### DATA LISTING

● ● ● ● ● ● ●

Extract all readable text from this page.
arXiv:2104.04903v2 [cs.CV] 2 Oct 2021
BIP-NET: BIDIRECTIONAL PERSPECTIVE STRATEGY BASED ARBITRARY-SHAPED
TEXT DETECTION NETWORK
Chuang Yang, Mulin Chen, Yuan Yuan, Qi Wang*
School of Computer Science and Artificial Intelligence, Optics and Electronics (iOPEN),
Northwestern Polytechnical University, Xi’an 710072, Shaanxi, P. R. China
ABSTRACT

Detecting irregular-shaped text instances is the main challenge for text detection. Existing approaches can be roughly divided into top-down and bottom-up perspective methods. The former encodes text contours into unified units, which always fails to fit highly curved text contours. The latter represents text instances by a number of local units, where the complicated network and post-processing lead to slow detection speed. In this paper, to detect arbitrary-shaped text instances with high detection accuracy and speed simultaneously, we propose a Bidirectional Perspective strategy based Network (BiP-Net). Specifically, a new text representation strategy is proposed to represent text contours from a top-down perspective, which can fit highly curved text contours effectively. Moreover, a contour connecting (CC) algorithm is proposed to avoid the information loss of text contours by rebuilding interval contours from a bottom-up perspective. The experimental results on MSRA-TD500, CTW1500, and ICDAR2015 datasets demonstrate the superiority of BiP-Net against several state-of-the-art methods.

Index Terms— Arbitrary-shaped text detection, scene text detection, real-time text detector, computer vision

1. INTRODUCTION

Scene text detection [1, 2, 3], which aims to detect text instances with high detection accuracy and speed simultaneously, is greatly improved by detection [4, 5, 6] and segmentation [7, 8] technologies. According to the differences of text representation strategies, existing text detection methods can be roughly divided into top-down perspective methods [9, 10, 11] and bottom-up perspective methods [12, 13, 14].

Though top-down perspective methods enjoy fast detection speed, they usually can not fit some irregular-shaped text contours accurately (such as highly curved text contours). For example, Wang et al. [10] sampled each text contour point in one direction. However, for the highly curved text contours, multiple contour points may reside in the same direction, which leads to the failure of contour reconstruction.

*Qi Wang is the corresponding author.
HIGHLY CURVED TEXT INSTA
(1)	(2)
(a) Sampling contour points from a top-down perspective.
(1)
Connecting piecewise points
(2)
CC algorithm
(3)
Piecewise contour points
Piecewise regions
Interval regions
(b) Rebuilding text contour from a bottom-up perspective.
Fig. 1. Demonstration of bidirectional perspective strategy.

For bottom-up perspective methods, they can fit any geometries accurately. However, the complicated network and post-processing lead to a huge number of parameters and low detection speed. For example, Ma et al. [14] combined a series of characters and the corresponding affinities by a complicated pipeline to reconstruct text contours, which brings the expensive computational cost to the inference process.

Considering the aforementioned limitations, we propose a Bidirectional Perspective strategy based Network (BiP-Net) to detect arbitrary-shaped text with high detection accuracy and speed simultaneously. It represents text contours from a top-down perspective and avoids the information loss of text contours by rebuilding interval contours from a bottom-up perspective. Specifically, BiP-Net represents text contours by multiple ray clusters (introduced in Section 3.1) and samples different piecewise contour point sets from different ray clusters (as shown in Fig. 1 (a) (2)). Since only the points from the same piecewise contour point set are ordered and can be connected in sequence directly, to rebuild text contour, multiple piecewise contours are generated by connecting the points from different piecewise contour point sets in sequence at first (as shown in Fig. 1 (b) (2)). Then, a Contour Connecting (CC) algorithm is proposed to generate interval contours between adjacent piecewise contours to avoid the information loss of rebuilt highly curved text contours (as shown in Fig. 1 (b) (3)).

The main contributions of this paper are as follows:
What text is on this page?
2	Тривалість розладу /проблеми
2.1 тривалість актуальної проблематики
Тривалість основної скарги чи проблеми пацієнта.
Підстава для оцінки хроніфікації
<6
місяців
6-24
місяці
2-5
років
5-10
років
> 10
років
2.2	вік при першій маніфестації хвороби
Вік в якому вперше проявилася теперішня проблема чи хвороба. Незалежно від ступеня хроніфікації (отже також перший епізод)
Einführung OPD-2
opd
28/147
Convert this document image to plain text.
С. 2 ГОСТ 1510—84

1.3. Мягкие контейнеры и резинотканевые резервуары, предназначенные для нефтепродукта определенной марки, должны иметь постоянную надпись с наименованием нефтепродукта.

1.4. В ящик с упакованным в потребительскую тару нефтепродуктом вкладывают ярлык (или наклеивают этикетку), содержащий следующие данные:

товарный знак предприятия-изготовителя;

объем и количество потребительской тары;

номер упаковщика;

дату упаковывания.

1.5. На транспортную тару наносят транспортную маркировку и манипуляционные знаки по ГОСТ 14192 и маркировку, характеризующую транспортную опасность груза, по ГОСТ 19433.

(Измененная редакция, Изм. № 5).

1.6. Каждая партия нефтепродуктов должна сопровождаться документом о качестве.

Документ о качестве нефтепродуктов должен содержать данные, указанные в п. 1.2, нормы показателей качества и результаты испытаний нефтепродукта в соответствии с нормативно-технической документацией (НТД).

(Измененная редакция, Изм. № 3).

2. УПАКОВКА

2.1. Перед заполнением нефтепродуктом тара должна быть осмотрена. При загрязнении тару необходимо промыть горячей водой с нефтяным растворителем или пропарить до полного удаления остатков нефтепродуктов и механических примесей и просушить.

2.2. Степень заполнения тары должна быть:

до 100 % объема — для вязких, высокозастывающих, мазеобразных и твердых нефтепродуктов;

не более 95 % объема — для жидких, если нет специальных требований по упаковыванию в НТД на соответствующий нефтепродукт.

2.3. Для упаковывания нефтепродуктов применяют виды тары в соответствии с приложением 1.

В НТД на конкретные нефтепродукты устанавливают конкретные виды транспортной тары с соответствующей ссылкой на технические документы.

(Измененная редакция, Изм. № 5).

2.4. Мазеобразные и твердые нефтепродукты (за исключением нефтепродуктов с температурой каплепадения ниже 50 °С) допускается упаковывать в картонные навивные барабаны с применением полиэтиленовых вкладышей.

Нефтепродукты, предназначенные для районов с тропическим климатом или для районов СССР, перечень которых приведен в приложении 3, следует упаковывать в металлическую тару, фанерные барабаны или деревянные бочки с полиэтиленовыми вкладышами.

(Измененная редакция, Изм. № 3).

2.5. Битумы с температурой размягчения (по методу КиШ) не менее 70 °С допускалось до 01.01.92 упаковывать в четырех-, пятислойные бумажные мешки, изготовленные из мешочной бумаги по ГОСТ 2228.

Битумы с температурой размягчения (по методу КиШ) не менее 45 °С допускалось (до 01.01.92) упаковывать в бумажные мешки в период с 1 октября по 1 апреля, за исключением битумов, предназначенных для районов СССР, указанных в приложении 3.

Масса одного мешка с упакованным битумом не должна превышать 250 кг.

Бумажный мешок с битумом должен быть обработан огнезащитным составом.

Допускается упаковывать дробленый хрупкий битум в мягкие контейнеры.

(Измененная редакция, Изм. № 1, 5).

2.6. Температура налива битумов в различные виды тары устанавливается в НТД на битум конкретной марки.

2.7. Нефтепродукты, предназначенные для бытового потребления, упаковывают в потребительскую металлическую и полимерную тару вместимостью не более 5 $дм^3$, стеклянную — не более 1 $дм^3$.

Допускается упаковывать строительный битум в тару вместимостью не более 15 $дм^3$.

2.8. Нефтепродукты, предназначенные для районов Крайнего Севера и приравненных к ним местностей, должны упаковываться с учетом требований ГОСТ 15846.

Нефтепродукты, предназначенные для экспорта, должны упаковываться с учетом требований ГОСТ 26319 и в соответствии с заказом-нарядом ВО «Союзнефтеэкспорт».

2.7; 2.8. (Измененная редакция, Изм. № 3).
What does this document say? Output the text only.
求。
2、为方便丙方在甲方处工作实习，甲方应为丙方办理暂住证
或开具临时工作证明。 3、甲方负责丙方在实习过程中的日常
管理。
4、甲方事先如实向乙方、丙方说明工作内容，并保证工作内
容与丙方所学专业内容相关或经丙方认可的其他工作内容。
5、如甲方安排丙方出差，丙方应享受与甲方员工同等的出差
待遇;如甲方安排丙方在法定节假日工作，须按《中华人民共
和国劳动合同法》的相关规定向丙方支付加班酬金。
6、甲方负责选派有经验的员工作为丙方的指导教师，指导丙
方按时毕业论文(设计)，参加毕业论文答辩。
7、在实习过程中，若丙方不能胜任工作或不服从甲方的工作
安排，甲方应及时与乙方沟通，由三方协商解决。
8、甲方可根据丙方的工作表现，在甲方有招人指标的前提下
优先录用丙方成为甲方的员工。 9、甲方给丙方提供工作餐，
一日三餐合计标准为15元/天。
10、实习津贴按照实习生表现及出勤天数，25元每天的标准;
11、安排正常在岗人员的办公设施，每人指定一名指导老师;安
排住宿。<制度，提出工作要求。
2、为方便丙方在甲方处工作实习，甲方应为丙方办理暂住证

● ● ● ● ● ● ●

### REQUIREMENTS
Pull out each line holding the string "потребительскую".

### CORRECT OUTPUT
1.4. В ящик с упакованным в потребительскую тару нефтепродуктом вкладывают ярлык (или наклеивают этикетку), содержащий следующие данные:
2.7. Нефтепродукты, предназначенные для бытового потребления, упаковывают в потребительскую металлическую и полимерную тару вместимостью не более 5 $дм^3$, стеклянную — не более 1 $дм^3$.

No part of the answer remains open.